**Work required:** Repeat the lines that follow, leaving nothing out.

**Source records:**
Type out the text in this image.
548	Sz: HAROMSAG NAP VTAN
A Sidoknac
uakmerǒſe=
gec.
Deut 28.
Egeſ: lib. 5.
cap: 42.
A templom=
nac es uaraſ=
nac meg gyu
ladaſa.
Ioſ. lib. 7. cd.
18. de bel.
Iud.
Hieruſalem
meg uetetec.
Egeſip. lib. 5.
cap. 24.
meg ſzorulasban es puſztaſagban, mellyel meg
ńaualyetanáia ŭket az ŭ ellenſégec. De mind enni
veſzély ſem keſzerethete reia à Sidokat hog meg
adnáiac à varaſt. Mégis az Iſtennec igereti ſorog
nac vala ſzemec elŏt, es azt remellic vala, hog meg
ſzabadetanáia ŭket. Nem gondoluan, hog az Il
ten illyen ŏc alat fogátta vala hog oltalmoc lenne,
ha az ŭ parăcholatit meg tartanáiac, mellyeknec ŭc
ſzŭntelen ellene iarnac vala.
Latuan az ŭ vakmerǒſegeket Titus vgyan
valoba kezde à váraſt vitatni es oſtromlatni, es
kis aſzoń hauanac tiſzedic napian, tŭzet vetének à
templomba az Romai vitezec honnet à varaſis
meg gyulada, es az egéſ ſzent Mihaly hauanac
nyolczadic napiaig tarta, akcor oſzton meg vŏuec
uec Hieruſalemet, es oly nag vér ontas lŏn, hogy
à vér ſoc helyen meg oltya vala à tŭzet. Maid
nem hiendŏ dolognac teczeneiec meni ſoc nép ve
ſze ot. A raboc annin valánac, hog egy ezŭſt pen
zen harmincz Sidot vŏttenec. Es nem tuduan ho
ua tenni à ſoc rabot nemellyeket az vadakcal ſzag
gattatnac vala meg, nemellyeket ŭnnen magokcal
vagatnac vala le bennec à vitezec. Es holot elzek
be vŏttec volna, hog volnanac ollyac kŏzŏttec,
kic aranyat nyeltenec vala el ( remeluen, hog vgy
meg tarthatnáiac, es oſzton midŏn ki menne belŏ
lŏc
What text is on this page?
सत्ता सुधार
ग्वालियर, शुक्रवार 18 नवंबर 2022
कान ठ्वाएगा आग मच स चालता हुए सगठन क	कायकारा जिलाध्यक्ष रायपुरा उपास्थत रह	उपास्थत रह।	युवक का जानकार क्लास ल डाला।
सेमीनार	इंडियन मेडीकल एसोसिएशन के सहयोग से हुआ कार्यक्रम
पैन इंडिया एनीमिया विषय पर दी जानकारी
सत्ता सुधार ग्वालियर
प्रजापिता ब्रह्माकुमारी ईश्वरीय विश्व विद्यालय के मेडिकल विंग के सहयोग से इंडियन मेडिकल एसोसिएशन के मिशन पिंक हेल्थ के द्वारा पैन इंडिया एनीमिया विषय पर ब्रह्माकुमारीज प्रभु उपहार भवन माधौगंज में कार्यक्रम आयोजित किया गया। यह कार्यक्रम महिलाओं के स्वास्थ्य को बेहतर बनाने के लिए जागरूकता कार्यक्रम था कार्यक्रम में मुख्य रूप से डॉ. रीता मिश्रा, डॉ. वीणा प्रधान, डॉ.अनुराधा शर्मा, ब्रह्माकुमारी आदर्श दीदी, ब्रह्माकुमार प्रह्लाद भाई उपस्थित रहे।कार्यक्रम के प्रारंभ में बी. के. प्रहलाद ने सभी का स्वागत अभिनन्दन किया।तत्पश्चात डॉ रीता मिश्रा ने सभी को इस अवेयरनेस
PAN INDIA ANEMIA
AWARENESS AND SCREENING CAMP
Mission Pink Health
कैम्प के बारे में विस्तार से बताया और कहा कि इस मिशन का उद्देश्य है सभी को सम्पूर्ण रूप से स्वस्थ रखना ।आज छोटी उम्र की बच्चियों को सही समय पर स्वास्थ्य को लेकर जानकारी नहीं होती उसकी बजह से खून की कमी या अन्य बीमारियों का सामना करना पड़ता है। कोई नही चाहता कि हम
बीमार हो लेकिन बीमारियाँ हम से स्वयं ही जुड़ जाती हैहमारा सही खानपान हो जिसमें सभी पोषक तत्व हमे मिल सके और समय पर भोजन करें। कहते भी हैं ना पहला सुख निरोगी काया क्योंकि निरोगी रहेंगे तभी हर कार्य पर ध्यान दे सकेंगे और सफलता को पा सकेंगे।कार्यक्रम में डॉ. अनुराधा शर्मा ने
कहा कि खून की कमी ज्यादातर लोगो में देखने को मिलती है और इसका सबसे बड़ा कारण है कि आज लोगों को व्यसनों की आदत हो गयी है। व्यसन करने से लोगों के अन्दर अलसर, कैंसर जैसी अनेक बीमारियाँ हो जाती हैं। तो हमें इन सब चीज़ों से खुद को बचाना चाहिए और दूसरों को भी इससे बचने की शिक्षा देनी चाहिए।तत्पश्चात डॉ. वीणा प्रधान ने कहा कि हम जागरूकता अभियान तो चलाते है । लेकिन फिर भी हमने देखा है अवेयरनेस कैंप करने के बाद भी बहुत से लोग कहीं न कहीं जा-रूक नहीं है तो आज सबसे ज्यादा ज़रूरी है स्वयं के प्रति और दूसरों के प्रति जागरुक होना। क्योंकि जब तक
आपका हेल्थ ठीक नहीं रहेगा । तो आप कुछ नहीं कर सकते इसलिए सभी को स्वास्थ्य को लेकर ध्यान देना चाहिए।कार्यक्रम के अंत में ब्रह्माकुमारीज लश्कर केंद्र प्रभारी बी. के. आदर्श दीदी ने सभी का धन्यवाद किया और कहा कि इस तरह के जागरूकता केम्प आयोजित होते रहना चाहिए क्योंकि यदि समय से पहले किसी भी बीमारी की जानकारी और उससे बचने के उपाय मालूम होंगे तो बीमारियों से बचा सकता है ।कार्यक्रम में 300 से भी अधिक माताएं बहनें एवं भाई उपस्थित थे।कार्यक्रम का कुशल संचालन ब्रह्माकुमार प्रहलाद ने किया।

**The reply:**
Type out the text in this image.
548	Sz: HAROMSAG NAP VTAN
A Sidoknac
uakmerǒſe=
gec.
Deut 28.
Egeſ: lib. 5.
cap: 42.
A templom=
nac es uaraſ=
nac meg gyu
ladaſa.
Ioſ. lib. 7. cd.
18. de bel.
Iud.
Hieruſalem
meg uetetec.
Egeſip. lib. 5.
cap. 24.
meg ſzorulasban es puſztaſagban, mellyel meg
ńaualyetanáia ŭket az ŭ ellenſégec. De mind enni
veſzély ſem keſzerethete reia à Sidokat hog meg
adnáiac à varaſt. Mégis az Iſtennec igereti ſorog
nac vala ſzemec elŏt, es azt remellic vala, hog meg
ſzabadetanáia ŭket. Nem gondoluan, hog az Il
ten illyen ŏc alat fogátta vala hog oltalmoc lenne,
ha az ŭ parăcholatit meg tartanáiac, mellyeknec ŭc
ſzŭntelen ellene iarnac vala.
Latuan az ŭ vakmerǒſegeket Titus vgyan
valoba kezde à váraſt vitatni es oſtromlatni, es
kis aſzoń hauanac tiſzedic napian, tŭzet vetének à
templomba az Romai vitezec honnet à varaſis
meg gyulada, es az egéſ ſzent Mihaly hauanac
nyolczadic napiaig tarta, akcor oſzton meg vŏuec
uec Hieruſalemet, es oly nag vér ontas lŏn, hogy
à vér ſoc helyen meg oltya vala à tŭzet. Maid
nem hiendŏ dolognac teczeneiec meni ſoc nép ve
ſze ot. A raboc annin valánac, hog egy ezŭſt pen
zen harmincz Sidot vŏttenec. Es nem tuduan ho
ua tenni à ſoc rabot nemellyeket az vadakcal ſzag
gattatnac vala meg, nemellyeket ŭnnen magokcal
vagatnac vala le bennec à vitezec. Es holot elzek
be vŏttec volna, hog volnanac ollyac kŏzŏttec,
kic aranyat nyeltenec vala el ( remeluen, hog vgy
meg tarthatnáiac, es oſzton midŏn ki menne belŏ
lŏc
What text is on this page?
सत्ता सुधार
ग्वालियर, शुक्रवार 18 नवंबर 2022
कान ठ्वाएगा आग मच स चालता हुए सगठन क	कायकारा जिलाध्यक्ष रायपुरा उपास्थत रह	उपास्थत रह।	युवक का जानकार क्लास ल डाला।
सेमीनार	इंडियन मेडीकल एसोसिएशन के सहयोग से हुआ कार्यक्रम
पैन इंडिया एनीमिया विषय पर दी जानकारी
सत्ता सुधार ग्वालियर
प्रजापिता ब्रह्माकुमारी ईश्वरीय विश्व विद्यालय के मेडिकल विंग के सहयोग से इंडियन मेडिकल एसोसिएशन के मिशन पिंक हेल्थ के द्वारा पैन इंडिया एनीमिया विषय पर ब्रह्माकुमारीज प्रभु उपहार भवन माधौगंज में कार्यक्रम आयोजित किया गया। यह कार्यक्रम महिलाओं के स्वास्थ्य को बेहतर बनाने के लिए जागरूकता कार्यक्रम था कार्यक्रम में मुख्य रूप से डॉ. रीता मिश्रा, डॉ. वीणा प्रधान, डॉ.अनुराधा शर्मा, ब्रह्माकुमारी आदर्श दीदी, ब्रह्माकुमार प्रह्लाद भाई उपस्थित रहे।कार्यक्रम के प्रारंभ में बी. के. प्रहलाद ने सभी का स्वागत अभिनन्दन किया।तत्पश्चात डॉ रीता मिश्रा ने सभी को इस अवेयरनेस
PAN INDIA ANEMIA
AWARENESS AND SCREENING CAMP
Mission Pink Health
कैम्प के बारे में विस्तार से बताया और कहा कि इस मिशन का उद्देश्य है सभी को सम्पूर्ण रूप से स्वस्थ रखना ।आज छोटी उम्र की बच्चियों को सही समय पर स्वास्थ्य को लेकर जानकारी नहीं होती उसकी बजह से खून की कमी या अन्य बीमारियों का सामना करना पड़ता है। कोई नही चाहता कि हम
बीमार हो लेकिन बीमारियाँ हम से स्वयं ही जुड़ जाती हैहमारा सही खानपान हो जिसमें सभी पोषक तत्व हमे मिल सके और समय पर भोजन करें। कहते भी हैं ना पहला सुख निरोगी काया क्योंकि निरोगी रहेंगे तभी हर कार्य पर ध्यान दे सकेंगे और सफलता को पा सकेंगे।कार्यक्रम में डॉ. अनुराधा शर्मा ने
कहा कि खून की कमी ज्यादातर लोगो में देखने को मिलती है और इसका सबसे बड़ा कारण है कि आज लोगों को व्यसनों की आदत हो गयी है। व्यसन करने से लोगों के अन्दर अलसर, कैंसर जैसी अनेक बीमारियाँ हो जाती हैं। तो हमें इन सब चीज़ों से खुद को बचाना चाहिए और दूसरों को भी इससे बचने की शिक्षा देनी चाहिए।तत्पश्चात डॉ. वीणा प्रधान ने कहा कि हम जागरूकता अभियान तो चलाते है । लेकिन फिर भी हमने देखा है अवेयरनेस कैंप करने के बाद भी बहुत से लोग कहीं न कहीं जा-रूक नहीं है तो आज सबसे ज्यादा ज़रूरी है स्वयं के प्रति और दूसरों के प्रति जागरुक होना। क्योंकि जब तक
आपका हेल्थ ठीक नहीं रहेगा । तो आप कुछ नहीं कर सकते इसलिए सभी को स्वास्थ्य को लेकर ध्यान देना चाहिए।कार्यक्रम के अंत में ब्रह्माकुमारीज लश्कर केंद्र प्रभारी बी. के. आदर्श दीदी ने सभी का धन्यवाद किया और कहा कि इस तरह के जागरूकता केम्प आयोजित होते रहना चाहिए क्योंकि यदि समय से पहले किसी भी बीमारी की जानकारी और उससे बचने के उपाय मालूम होंगे तो बीमारियों से बचा सकता है ।कार्यक्रम में 300 से भी अधिक माताएं बहनें एवं भाई उपस्थित थे।कार्यक्रम का कुशल संचालन ब्रह्माकुमार प्रहलाद ने किया।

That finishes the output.